[Aim of the exercise]
Don't copy the pictures; return every other part of the records exactly.

[Input data]
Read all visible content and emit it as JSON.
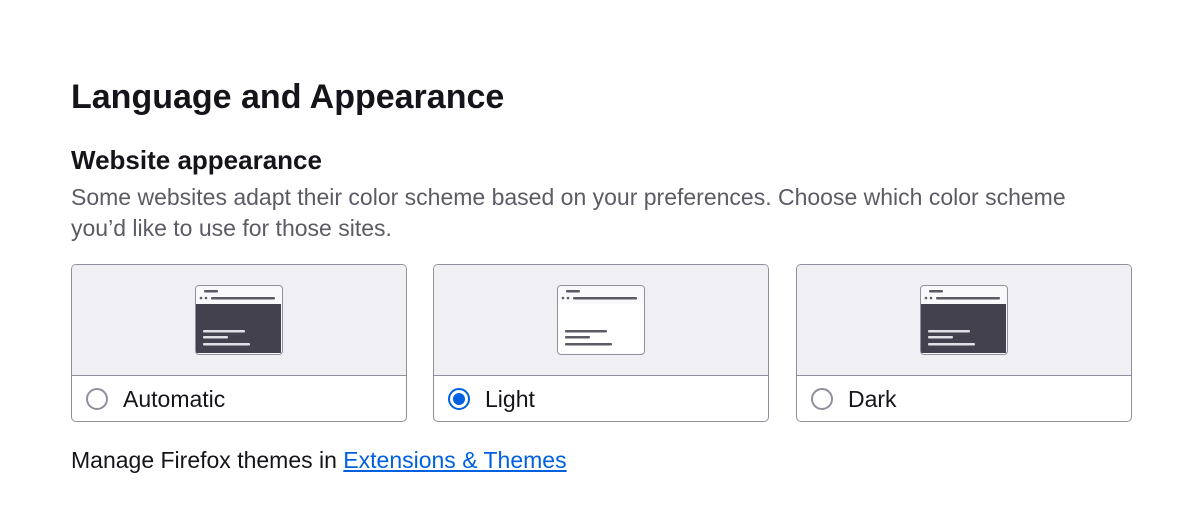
{
  "section": {
    "title": "Language and Appearance"
  },
  "website_appearance": {
    "heading": "Website appearance",
    "description": "Some websites adapt their color scheme based on your preferences. Choose which color scheme you’d like to use for those sites.",
    "options": [
      {
        "label": "Automatic",
        "selected": false,
        "preview": "auto"
      },
      {
        "label": "Light",
        "selected": true,
        "preview": "light"
      },
      {
        "label": "Dark",
        "selected": false,
        "preview": "dark"
      }
    ]
  },
  "footer": {
    "text": "Manage Firefox themes in ",
    "link_label": "Extensions & Themes"
  },
  "colors": {
    "accent": "#0061e0",
    "border": "#8f8f9d",
    "preview_bg": "#f0f0f4",
    "dark_content": "#42414d",
    "light_content": "#ffffff"
  }
}
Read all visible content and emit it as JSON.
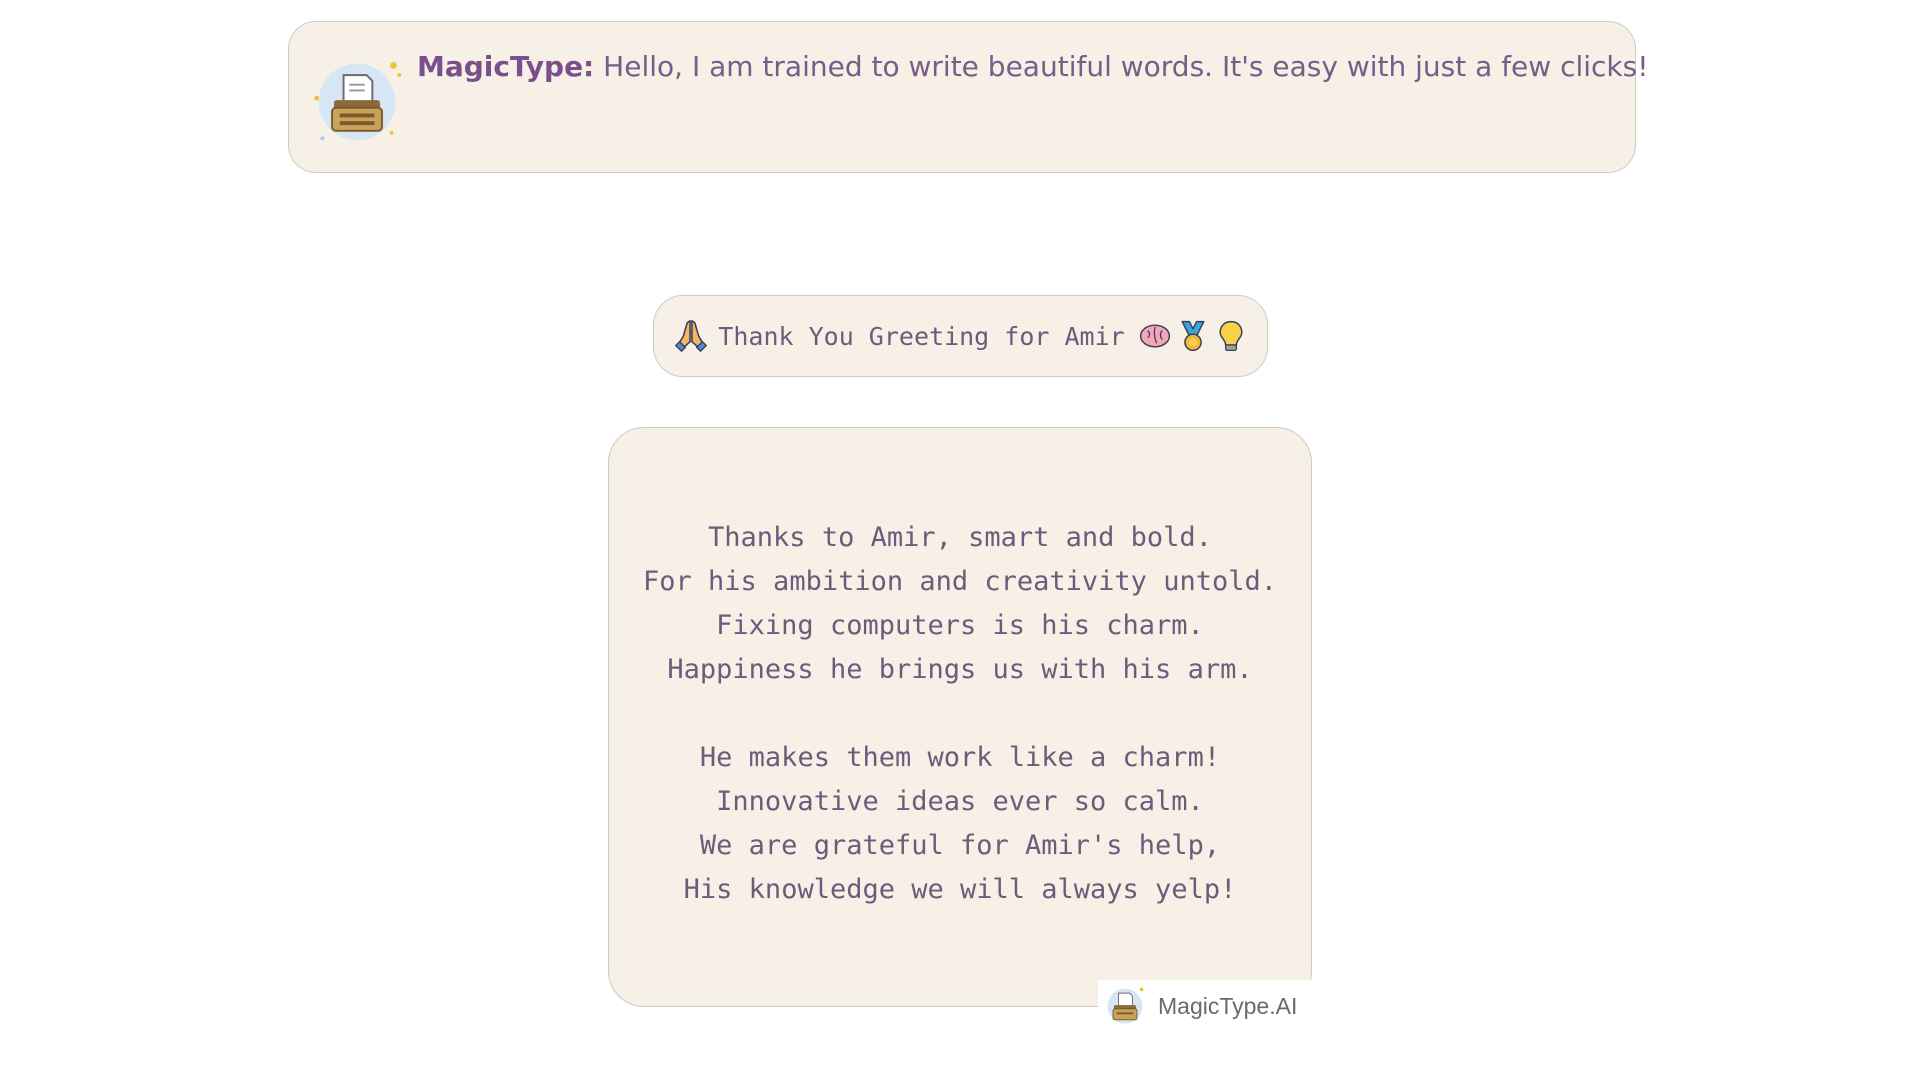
{
  "intro": {
    "name": "MagicType:",
    "message": " Hello, I am trained to write beautiful words. It's easy with just a few clicks!",
    "avatar_icon": "typewriter-icon"
  },
  "title": {
    "text": "Thank You Greeting for Amir",
    "leading_icon": "folded-hands-icon",
    "trailing_icons": [
      "brain-icon",
      "medal-icon",
      "lightbulb-icon"
    ]
  },
  "poem": {
    "stanza1": [
      "Thanks to Amir, smart and bold.",
      "For his ambition and creativity untold.",
      "Fixing computers is his charm.",
      "Happiness he brings us with his arm."
    ],
    "stanza2": [
      "He makes them work like a charm!",
      "Innovative ideas ever so calm.",
      "We are grateful for Amir's help,",
      "His knowledge we will always yelp!"
    ]
  },
  "watermark": {
    "text": "MagicType.AI",
    "icon": "typewriter-icon"
  },
  "colors": {
    "card_background": "#f6f0e6",
    "card_border": "#cfcac2",
    "text_purple": "#7a5c8a",
    "name_purple": "#7b4f8c"
  }
}
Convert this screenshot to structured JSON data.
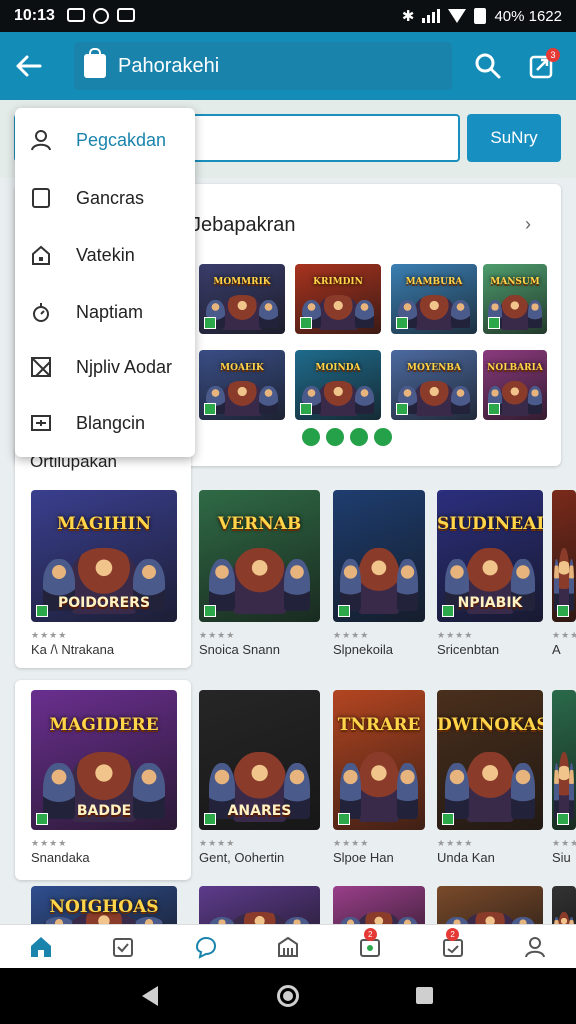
{
  "status_bar": {
    "time": "10:13",
    "battery": "40% 1622"
  },
  "app_bar": {
    "title": "Pahorakehi",
    "share_badge": "3"
  },
  "search": {
    "value": "",
    "button_label": "SuNry"
  },
  "menu": {
    "items": [
      {
        "label": "Pegcakdan",
        "icon": "person-icon"
      },
      {
        "label": "Gancras",
        "icon": "square-icon"
      },
      {
        "label": "Vatekin",
        "icon": "home-icon"
      },
      {
        "label": "Naptiam",
        "icon": "timer-icon"
      },
      {
        "label": "Njpliv Aodar",
        "icon": "image-icon"
      },
      {
        "label": "Blangcin",
        "icon": "card-icon"
      }
    ]
  },
  "section1": {
    "title": "Jebapakran",
    "tiles": [
      {
        "title": "MOMMRIK",
        "bg": "#3a3d6b"
      },
      {
        "title": "KRIMDIN",
        "bg": "#a8331f"
      },
      {
        "title": "MAMBURA",
        "bg": "#3b7fb3"
      },
      {
        "title": "MANSUM",
        "bg": "#4e9c6d"
      },
      {
        "title": "MOAEIK",
        "bg": "#3a4e86"
      },
      {
        "title": "MOINDA",
        "bg": "#1f6b8c"
      },
      {
        "title": "MOYENBA",
        "bg": "#4c6aa0"
      },
      {
        "title": "NOLBARIA",
        "bg": "#8a3a7d"
      }
    ]
  },
  "section2": {
    "title": "Ortilupakan",
    "games": [
      {
        "name": "Ka /\\ Ntrakana",
        "cover_title": "MAGIHIN",
        "cover_sub": "POIDORERS",
        "bg": "#3a3f8f"
      },
      {
        "name": "Snoica Snann",
        "cover_title": "VERNAB",
        "cover_sub": "",
        "bg": "#2f6a45"
      },
      {
        "name": "Slpnekoila",
        "cover_title": "",
        "cover_sub": "",
        "bg": "#1e3d6f"
      },
      {
        "name": "Sricenbtan",
        "cover_title": "SIUDINEAD",
        "cover_sub": "NPIABIK",
        "bg": "#2b2f7d"
      },
      {
        "name": "A",
        "cover_title": "",
        "cover_sub": "",
        "bg": "#7a2a1a"
      }
    ]
  },
  "section3": {
    "games": [
      {
        "name": "Snandaka",
        "cover_title": "MAGIDERE",
        "cover_sub": "BADDE",
        "bg": "#6a2f8f"
      },
      {
        "name": "Gent, Oohertin",
        "cover_title": "",
        "cover_sub": "ANARES",
        "bg": "#262626"
      },
      {
        "name": "Slpoe Han",
        "cover_title": "TNRARE",
        "cover_sub": "",
        "bg": "#b34521"
      },
      {
        "name": "Unda Kan",
        "cover_title": "DWINOKAS",
        "cover_sub": "",
        "bg": "#4a2f1c"
      },
      {
        "name": "Siu",
        "cover_title": "",
        "cover_sub": "",
        "bg": "#2a6a4a"
      }
    ]
  },
  "section4": {
    "games": [
      {
        "cover_title": "NOIGHOAS",
        "bg": "#2f4e8f"
      },
      {
        "cover_title": "",
        "bg": "#5d3b8c"
      },
      {
        "cover_title": "",
        "bg": "#9a3f8a"
      },
      {
        "cover_title": "",
        "bg": "#7a4a2a"
      },
      {
        "cover_title": "",
        "bg": "#333"
      }
    ]
  },
  "bottom_nav": {
    "items": [
      {
        "icon": "home-icon",
        "active": true
      },
      {
        "icon": "calendar-check-icon"
      },
      {
        "icon": "chat-icon"
      },
      {
        "icon": "building-icon"
      },
      {
        "icon": "gallery-icon",
        "badge": "2"
      },
      {
        "icon": "calendar-icon",
        "badge": "2"
      },
      {
        "icon": "profile-icon"
      }
    ]
  },
  "colors": {
    "accent": "#138db8",
    "active_nav": "#1a84ad",
    "badge": "#e53935",
    "pager_dot": "#25a14a"
  }
}
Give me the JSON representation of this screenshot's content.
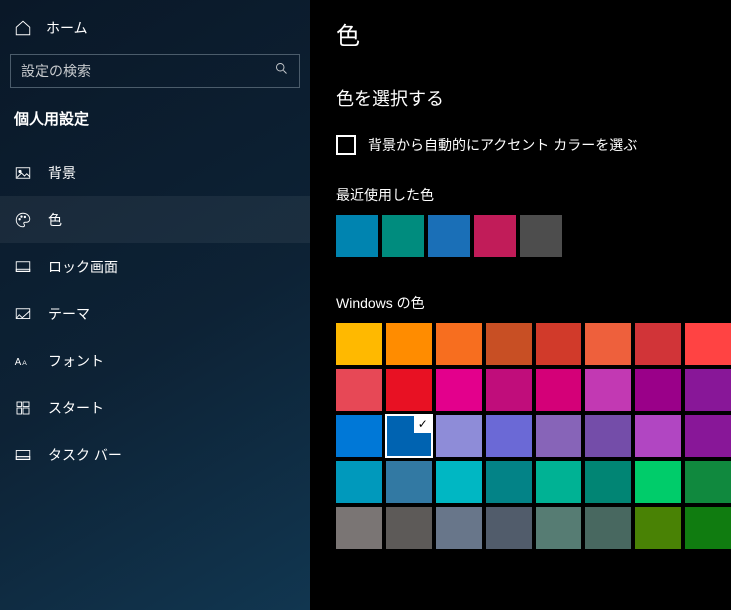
{
  "sidebar": {
    "home": "ホーム",
    "searchPlaceholder": "設定の検索",
    "category": "個人用設定",
    "items": [
      {
        "label": "背景",
        "icon": "picture"
      },
      {
        "label": "色",
        "icon": "palette"
      },
      {
        "label": "ロック画面",
        "icon": "lock-screen"
      },
      {
        "label": "テーマ",
        "icon": "theme"
      },
      {
        "label": "フォント",
        "icon": "font"
      },
      {
        "label": "スタート",
        "icon": "start"
      },
      {
        "label": "タスク バー",
        "icon": "taskbar"
      }
    ],
    "activeIndex": 1
  },
  "main": {
    "title": "色",
    "sectionTitle": "色を選択する",
    "autoAccentLabel": "背景から自動的にアクセント カラーを選ぶ",
    "recentLabel": "最近使用した色",
    "recentColors": [
      "#0084b0",
      "#008c7e",
      "#1a6fb7",
      "#c11c59",
      "#4d4d4d"
    ],
    "windowsLabel": "Windows の色",
    "windowsColors": [
      [
        "#ffb900",
        "#ff8c00",
        "#f76e1f",
        "#c84f24",
        "#d13a2a",
        "#ee603c",
        "#d13438",
        "#ff4343"
      ],
      [
        "#e74856",
        "#e81123",
        "#e3008c",
        "#c00d7b",
        "#d40078",
        "#c239b3",
        "#9a0089",
        "#881798"
      ],
      [
        "#0078d7",
        "#0063b1",
        "#8e8cd8",
        "#6b69d6",
        "#8764b8",
        "#744da9",
        "#b146c2",
        "#881798"
      ],
      [
        "#0099bc",
        "#3279a3",
        "#00b7c3",
        "#038387",
        "#00b294",
        "#018574",
        "#00cc6a",
        "#10893e"
      ],
      [
        "#7a7574",
        "#5d5a58",
        "#68768a",
        "#515c6b",
        "#567c73",
        "#486860",
        "#498205",
        "#107c10"
      ]
    ],
    "selectedRow": 2,
    "selectedCol": 1
  }
}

[Exercise result]
Read all visible content and emit it as JSON.
{
  "section": {
    "title": "Language and Appearance"
  },
  "website_appearance": {
    "heading": "Website appearance",
    "description": "Some websites adapt their color scheme based on your preferences. Choose which color scheme you’d like to use for those sites.",
    "options": [
      {
        "label": "Automatic",
        "selected": false,
        "preview": "auto"
      },
      {
        "label": "Light",
        "selected": true,
        "preview": "light"
      },
      {
        "label": "Dark",
        "selected": false,
        "preview": "dark"
      }
    ]
  },
  "footer": {
    "text": "Manage Firefox themes in ",
    "link_label": "Extensions & Themes"
  },
  "colors": {
    "accent": "#0061e0",
    "border": "#8f8f9d",
    "preview_bg": "#f0f0f4",
    "dark_content": "#42414d",
    "light_content": "#ffffff"
  }
}
Read all visible content and emit it as JSON.
{
  "intro": {
    "name": "MagicType:",
    "message": " Hello, I am trained to write beautiful words. It's easy with just a few clicks!",
    "avatar_icon": "typewriter-icon"
  },
  "title": {
    "text": "Thank You Greeting for Amir",
    "leading_icon": "folded-hands-icon",
    "trailing_icons": [
      "brain-icon",
      "medal-icon",
      "lightbulb-icon"
    ]
  },
  "poem": {
    "stanza1": [
      "Thanks to Amir, smart and bold.",
      "For his ambition and creativity untold.",
      "Fixing computers is his charm.",
      "Happiness he brings us with his arm."
    ],
    "stanza2": [
      "He makes them work like a charm!",
      "Innovative ideas ever so calm.",
      "We are grateful for Amir's help,",
      "His knowledge we will always yelp!"
    ]
  },
  "watermark": {
    "text": "MagicType.AI",
    "icon": "typewriter-icon"
  },
  "colors": {
    "card_background": "#f6f0e6",
    "card_border": "#cfcac2",
    "text_purple": "#7a5c8a",
    "name_purple": "#7b4f8c"
  }
}
Convert this screenshot to structured JSON data.
{
  "status_bar": {
    "time": "10:13",
    "battery": "40% 1622"
  },
  "app_bar": {
    "title": "Pahorakehi",
    "share_badge": "3"
  },
  "search": {
    "value": "",
    "button_label": "SuNry"
  },
  "menu": {
    "items": [
      {
        "label": "Pegcakdan",
        "icon": "person-icon"
      },
      {
        "label": "Gancras",
        "icon": "square-icon"
      },
      {
        "label": "Vatekin",
        "icon": "home-icon"
      },
      {
        "label": "Naptiam",
        "icon": "timer-icon"
      },
      {
        "label": "Njpliv Aodar",
        "icon": "image-icon"
      },
      {
        "label": "Blangcin",
        "icon": "card-icon"
      }
    ]
  },
  "section1": {
    "title": "Jebapakran",
    "tiles": [
      {
        "title": "MOMMRIK",
        "bg": "#3a3d6b"
      },
      {
        "title": "KRIMDIN",
        "bg": "#a8331f"
      },
      {
        "title": "MAMBURA",
        "bg": "#3b7fb3"
      },
      {
        "title": "MANSUM",
        "bg": "#4e9c6d"
      },
      {
        "title": "MOAEIK",
        "bg": "#3a4e86"
      },
      {
        "title": "MOINDA",
        "bg": "#1f6b8c"
      },
      {
        "title": "MOYENBA",
        "bg": "#4c6aa0"
      },
      {
        "title": "NOLBARIA",
        "bg": "#8a3a7d"
      }
    ]
  },
  "section2": {
    "title": "Ortilupakan",
    "games": [
      {
        "name": "Ka /\\ Ntrakana",
        "cover_title": "MAGIHIN",
        "cover_sub": "POIDORERS",
        "bg": "#3a3f8f"
      },
      {
        "name": "Snoica Snann",
        "cover_title": "VERNAB",
        "cover_sub": "",
        "bg": "#2f6a45"
      },
      {
        "name": "Slpnekoila",
        "cover_title": "",
        "cover_sub": "",
        "bg": "#1e3d6f"
      },
      {
        "name": "Sricenbtan",
        "cover_title": "SIUDINEAD",
        "cover_sub": "NPIABIK",
        "bg": "#2b2f7d"
      },
      {
        "name": "A",
        "cover_title": "",
        "cover_sub": "",
        "bg": "#7a2a1a"
      }
    ]
  },
  "section3": {
    "games": [
      {
        "name": "Snandaka",
        "cover_title": "MAGIDERE",
        "cover_sub": "BADDE",
        "bg": "#6a2f8f"
      },
      {
        "name": "Gent, Oohertin",
        "cover_title": "",
        "cover_sub": "ANARES",
        "bg": "#262626"
      },
      {
        "name": "Slpoe Han",
        "cover_title": "TNRARE",
        "cover_sub": "",
        "bg": "#b34521"
      },
      {
        "name": "Unda Kan",
        "cover_title": "DWINOKAS",
        "cover_sub": "",
        "bg": "#4a2f1c"
      },
      {
        "name": "Siu",
        "cover_title": "",
        "cover_sub": "",
        "bg": "#2a6a4a"
      }
    ]
  },
  "section4": {
    "games": [
      {
        "cover_title": "NOIGHOAS",
        "bg": "#2f4e8f"
      },
      {
        "cover_title": "",
        "bg": "#5d3b8c"
      },
      {
        "cover_title": "",
        "bg": "#9a3f8a"
      },
      {
        "cover_title": "",
        "bg": "#7a4a2a"
      },
      {
        "cover_title": "",
        "bg": "#333"
      }
    ]
  },
  "bottom_nav": {
    "items": [
      {
        "icon": "home-icon",
        "active": true
      },
      {
        "icon": "calendar-check-icon"
      },
      {
        "icon": "chat-icon"
      },
      {
        "icon": "building-icon"
      },
      {
        "icon": "gallery-icon",
        "badge": "2"
      },
      {
        "icon": "calendar-icon",
        "badge": "2"
      },
      {
        "icon": "profile-icon"
      }
    ]
  },
  "colors": {
    "accent": "#138db8",
    "active_nav": "#1a84ad",
    "badge": "#e53935",
    "pager_dot": "#25a14a"
  }
}
Give me the JSON representation of this screenshot's content.
{
  "sidebar": {
    "home": "ホーム",
    "searchPlaceholder": "設定の検索",
    "category": "個人用設定",
    "items": [
      {
        "label": "背景",
        "icon": "picture"
      },
      {
        "label": "色",
        "icon": "palette"
      },
      {
        "label": "ロック画面",
        "icon": "lock-screen"
      },
      {
        "label": "テーマ",
        "icon": "theme"
      },
      {
        "label": "フォント",
        "icon": "font"
      },
      {
        "label": "スタート",
        "icon": "start"
      },
      {
        "label": "タスク バー",
        "icon": "taskbar"
      }
    ],
    "activeIndex": 1
  },
  "main": {
    "title": "色",
    "sectionTitle": "色を選択する",
    "autoAccentLabel": "背景から自動的にアクセント カラーを選ぶ",
    "recentLabel": "最近使用した色",
    "recentColors": [
      "#0084b0",
      "#008c7e",
      "#1a6fb7",
      "#c11c59",
      "#4d4d4d"
    ],
    "windowsLabel": "Windows の色",
    "windowsColors": [
      [
        "#ffb900",
        "#ff8c00",
        "#f76e1f",
        "#c84f24",
        "#d13a2a",
        "#ee603c",
        "#d13438",
        "#ff4343"
      ],
      [
        "#e74856",
        "#e81123",
        "#e3008c",
        "#c00d7b",
        "#d40078",
        "#c239b3",
        "#9a0089",
        "#881798"
      ],
      [
        "#0078d7",
        "#0063b1",
        "#8e8cd8",
        "#6b69d6",
        "#8764b8",
        "#744da9",
        "#b146c2",
        "#881798"
      ],
      [
        "#0099bc",
        "#3279a3",
        "#00b7c3",
        "#038387",
        "#00b294",
        "#018574",
        "#00cc6a",
        "#10893e"
      ],
      [
        "#7a7574",
        "#5d5a58",
        "#68768a",
        "#515c6b",
        "#567c73",
        "#486860",
        "#498205",
        "#107c10"
      ]
    ],
    "selectedRow": 2,
    "selectedCol": 1
  }
}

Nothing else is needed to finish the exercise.